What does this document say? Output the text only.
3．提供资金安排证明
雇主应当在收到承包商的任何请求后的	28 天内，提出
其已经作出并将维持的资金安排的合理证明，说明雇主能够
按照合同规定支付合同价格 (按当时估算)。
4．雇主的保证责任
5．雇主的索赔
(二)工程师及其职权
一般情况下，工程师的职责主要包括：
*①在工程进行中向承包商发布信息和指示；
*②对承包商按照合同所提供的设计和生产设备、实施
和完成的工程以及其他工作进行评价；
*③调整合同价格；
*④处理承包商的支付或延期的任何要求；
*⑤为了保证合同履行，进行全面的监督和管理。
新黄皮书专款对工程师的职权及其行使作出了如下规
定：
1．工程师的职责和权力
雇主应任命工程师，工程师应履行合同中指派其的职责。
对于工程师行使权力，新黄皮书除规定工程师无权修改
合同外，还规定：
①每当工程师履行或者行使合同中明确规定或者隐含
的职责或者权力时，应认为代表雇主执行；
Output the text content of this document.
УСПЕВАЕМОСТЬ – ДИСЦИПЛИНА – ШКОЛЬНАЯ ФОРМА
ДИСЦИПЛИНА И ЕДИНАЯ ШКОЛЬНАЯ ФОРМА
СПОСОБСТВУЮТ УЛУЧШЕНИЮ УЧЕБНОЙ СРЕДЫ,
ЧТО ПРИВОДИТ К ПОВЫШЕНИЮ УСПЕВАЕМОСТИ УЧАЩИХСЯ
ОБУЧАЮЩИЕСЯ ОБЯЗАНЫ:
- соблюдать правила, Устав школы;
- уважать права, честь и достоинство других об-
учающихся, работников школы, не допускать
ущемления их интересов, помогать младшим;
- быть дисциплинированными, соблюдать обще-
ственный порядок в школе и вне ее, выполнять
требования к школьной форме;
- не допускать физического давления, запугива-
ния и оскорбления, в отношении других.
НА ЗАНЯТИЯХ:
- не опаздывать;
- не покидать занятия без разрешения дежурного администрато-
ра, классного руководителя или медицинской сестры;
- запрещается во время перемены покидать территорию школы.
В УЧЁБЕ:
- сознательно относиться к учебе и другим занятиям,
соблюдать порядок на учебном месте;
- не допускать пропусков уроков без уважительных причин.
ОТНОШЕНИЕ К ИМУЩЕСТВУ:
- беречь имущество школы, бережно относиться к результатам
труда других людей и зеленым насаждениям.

WRITTEN INSTRUCTION » Retype the data exactly as given.

THE RESPONSE »
What does this document say? Output the text only.
3．提供资金安排证明
雇主应当在收到承包商的任何请求后的	28 天内，提出
其已经作出并将维持的资金安排的合理证明，说明雇主能够
按照合同规定支付合同价格 (按当时估算)。
4．雇主的保证责任
5．雇主的索赔
(二)工程师及其职权
一般情况下，工程师的职责主要包括：
*①在工程进行中向承包商发布信息和指示；
*②对承包商按照合同所提供的设计和生产设备、实施
和完成的工程以及其他工作进行评价；
*③调整合同价格；
*④处理承包商的支付或延期的任何要求；
*⑤为了保证合同履行，进行全面的监督和管理。
新黄皮书专款对工程师的职权及其行使作出了如下规
定：
1．工程师的职责和权力
雇主应任命工程师，工程师应履行合同中指派其的职责。
对于工程师行使权力，新黄皮书除规定工程师无权修改
合同外，还规定：
①每当工程师履行或者行使合同中明确规定或者隐含
的职责或者权力时，应认为代表雇主执行；
Output the text content of this document.
УСПЕВАЕМОСТЬ – ДИСЦИПЛИНА – ШКОЛЬНАЯ ФОРМА
ДИСЦИПЛИНА И ЕДИНАЯ ШКОЛЬНАЯ ФОРМА
СПОСОБСТВУЮТ УЛУЧШЕНИЮ УЧЕБНОЙ СРЕДЫ,
ЧТО ПРИВОДИТ К ПОВЫШЕНИЮ УСПЕВАЕМОСТИ УЧАЩИХСЯ
ОБУЧАЮЩИЕСЯ ОБЯЗАНЫ:
- соблюдать правила, Устав школы;
- уважать права, честь и достоинство других об-
учающихся, работников школы, не допускать
ущемления их интересов, помогать младшим;
- быть дисциплинированными, соблюдать обще-
ственный порядок в школе и вне ее, выполнять
требования к школьной форме;
- не допускать физического давления, запугива-
ния и оскорбления, в отношении других.
НА ЗАНЯТИЯХ:
- не опаздывать;
- не покидать занятия без разрешения дежурного администрато-
ра, классного руководителя или медицинской сестры;
- запрещается во время перемены покидать территорию школы.
В УЧЁБЕ:
- сознательно относиться к учебе и другим занятиям,
соблюдать порядок на учебном месте;
- не допускать пропусков уроков без уважительных причин.
ОТНОШЕНИЕ К ИМУЩЕСТВУ:
- беречь имущество школы, бережно относиться к результатам
труда других людей и зеленым насаждениям.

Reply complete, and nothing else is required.